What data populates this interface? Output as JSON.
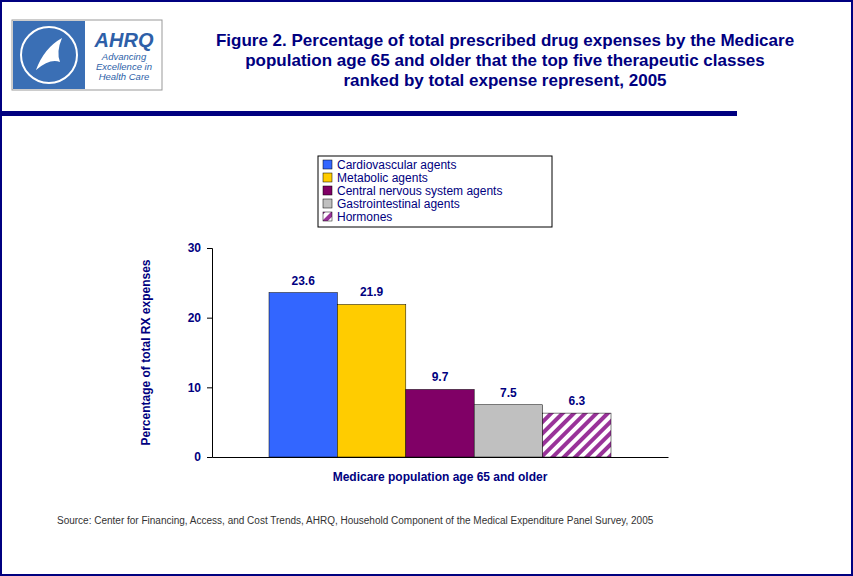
{
  "logo": {
    "name": "AHRQ",
    "tagline": [
      "Advancing",
      "Excellence in",
      "Health Care"
    ]
  },
  "chart_data": {
    "type": "bar",
    "title": "Figure 2. Percentage of total prescribed drug expenses by the Medicare population age 65 and older that the top five therapeutic classes ranked by total expense represent, 2005",
    "categories": [
      "Medicare population age 65 and older"
    ],
    "y_label": "Percentage of total RX expenses",
    "series": [
      {
        "name": "Cardiovascular agents",
        "color": "#3366ff",
        "values": [
          23.6
        ]
      },
      {
        "name": "Metabolic agents",
        "color": "#ffcc00",
        "values": [
          21.9
        ]
      },
      {
        "name": "Central nervous system agents",
        "color": "#800066",
        "values": [
          9.7
        ]
      },
      {
        "name": "Gastrointestinal agents",
        "color": "#c0c0c0",
        "values": [
          7.5
        ]
      },
      {
        "name": "Hormones",
        "color": "#993399",
        "marker": "hatch",
        "values": [
          6.3
        ]
      }
    ],
    "ylim": [
      0,
      30
    ],
    "yticks": [
      0,
      10,
      20,
      30
    ],
    "data_labels": true,
    "legend": "top",
    "source": "Source: Center for Financing, Access, and Cost Trends, AHRQ, Household Component of the Medical Expenditure Panel Survey, 2005"
  }
}
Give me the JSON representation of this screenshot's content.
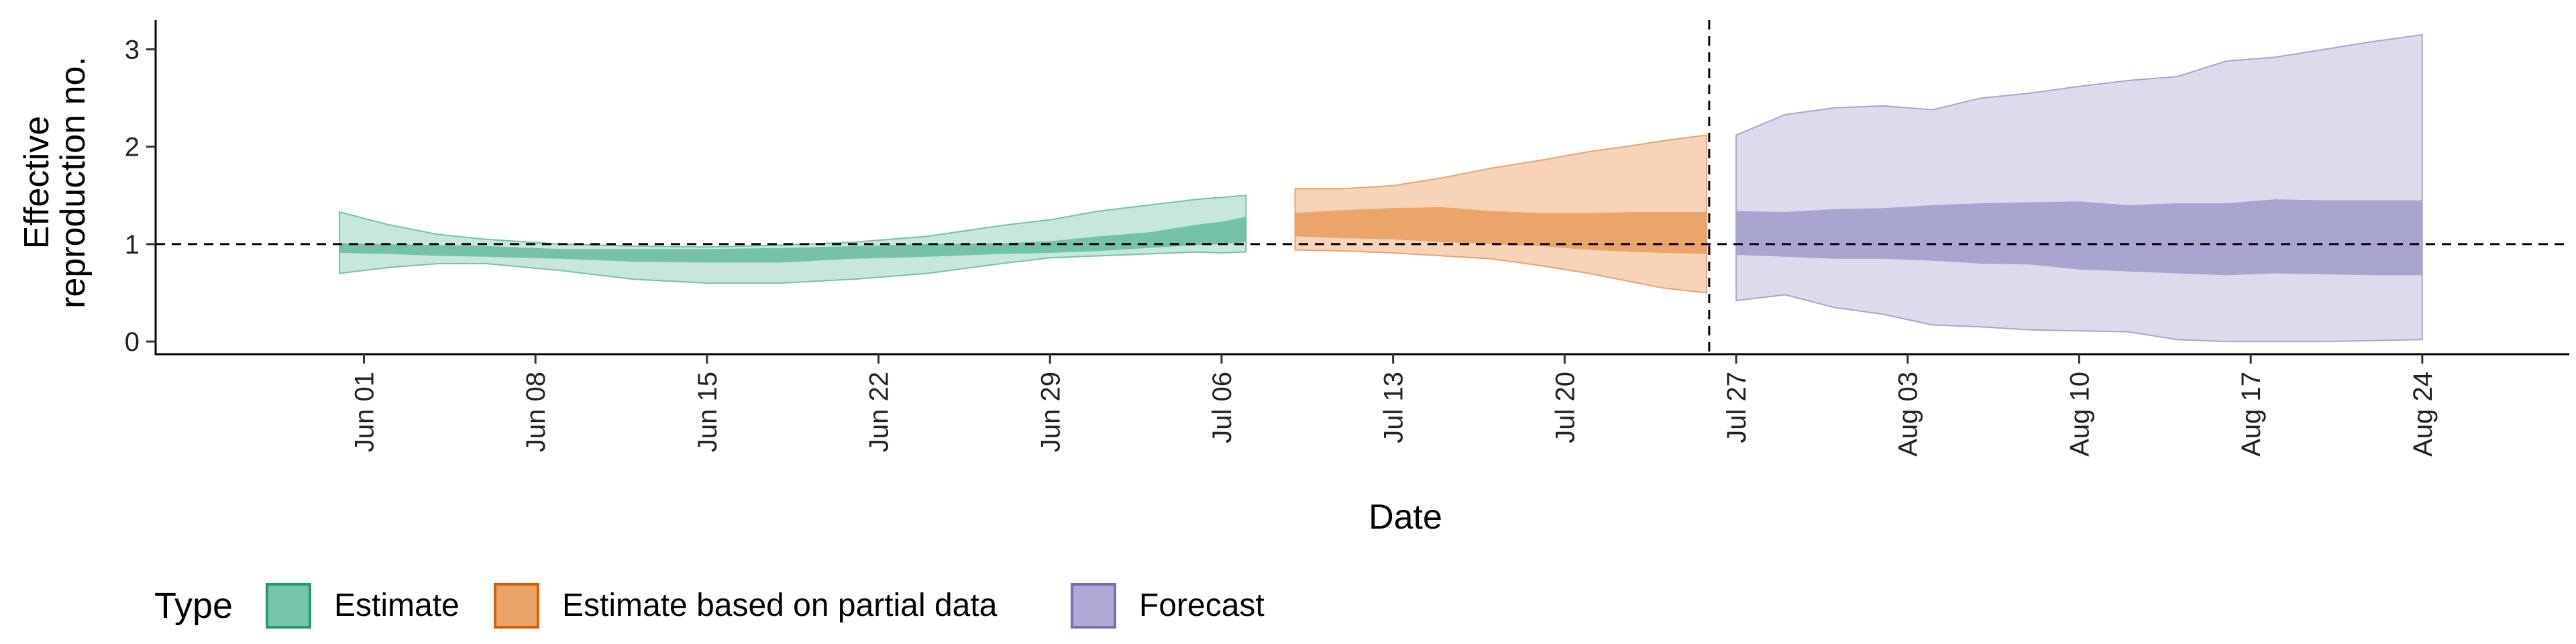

__________________________________________________

EXERCISE:
Make an exact copy of every record, pictures excluded.

EXERCISE OUTPUT:
What data populates this interface? Output as JSON.
{
  "logo": {
    "name": "AHRQ",
    "tagline": [
      "Advancing",
      "Excellence in",
      "Health Care"
    ]
  },
  "chart_data": {
    "type": "bar",
    "title": "Figure 2. Percentage of total prescribed drug expenses by the Medicare population age 65 and older that the top five therapeutic classes ranked by total expense represent, 2005",
    "categories": [
      "Medicare population age 65 and older"
    ],
    "y_label": "Percentage of total RX expenses",
    "series": [
      {
        "name": "Cardiovascular agents",
        "color": "#3366ff",
        "values": [
          23.6
        ]
      },
      {
        "name": "Metabolic agents",
        "color": "#ffcc00",
        "values": [
          21.9
        ]
      },
      {
        "name": "Central nervous system agents",
        "color": "#800066",
        "values": [
          9.7
        ]
      },
      {
        "name": "Gastrointestinal agents",
        "color": "#c0c0c0",
        "values": [
          7.5
        ]
      },
      {
        "name": "Hormones",
        "color": "#993399",
        "marker": "hatch",
        "values": [
          6.3
        ]
      }
    ],
    "ylim": [
      0,
      30
    ],
    "yticks": [
      0,
      10,
      20,
      30
    ],
    "data_labels": true,
    "legend": "top",
    "source": "Source: Center for Financing, Access, and Cost Trends, AHRQ, Household Component of the Medical Expenditure Panel Survey, 2005"
  }
}
Give me the JSON representation of this screenshot's content.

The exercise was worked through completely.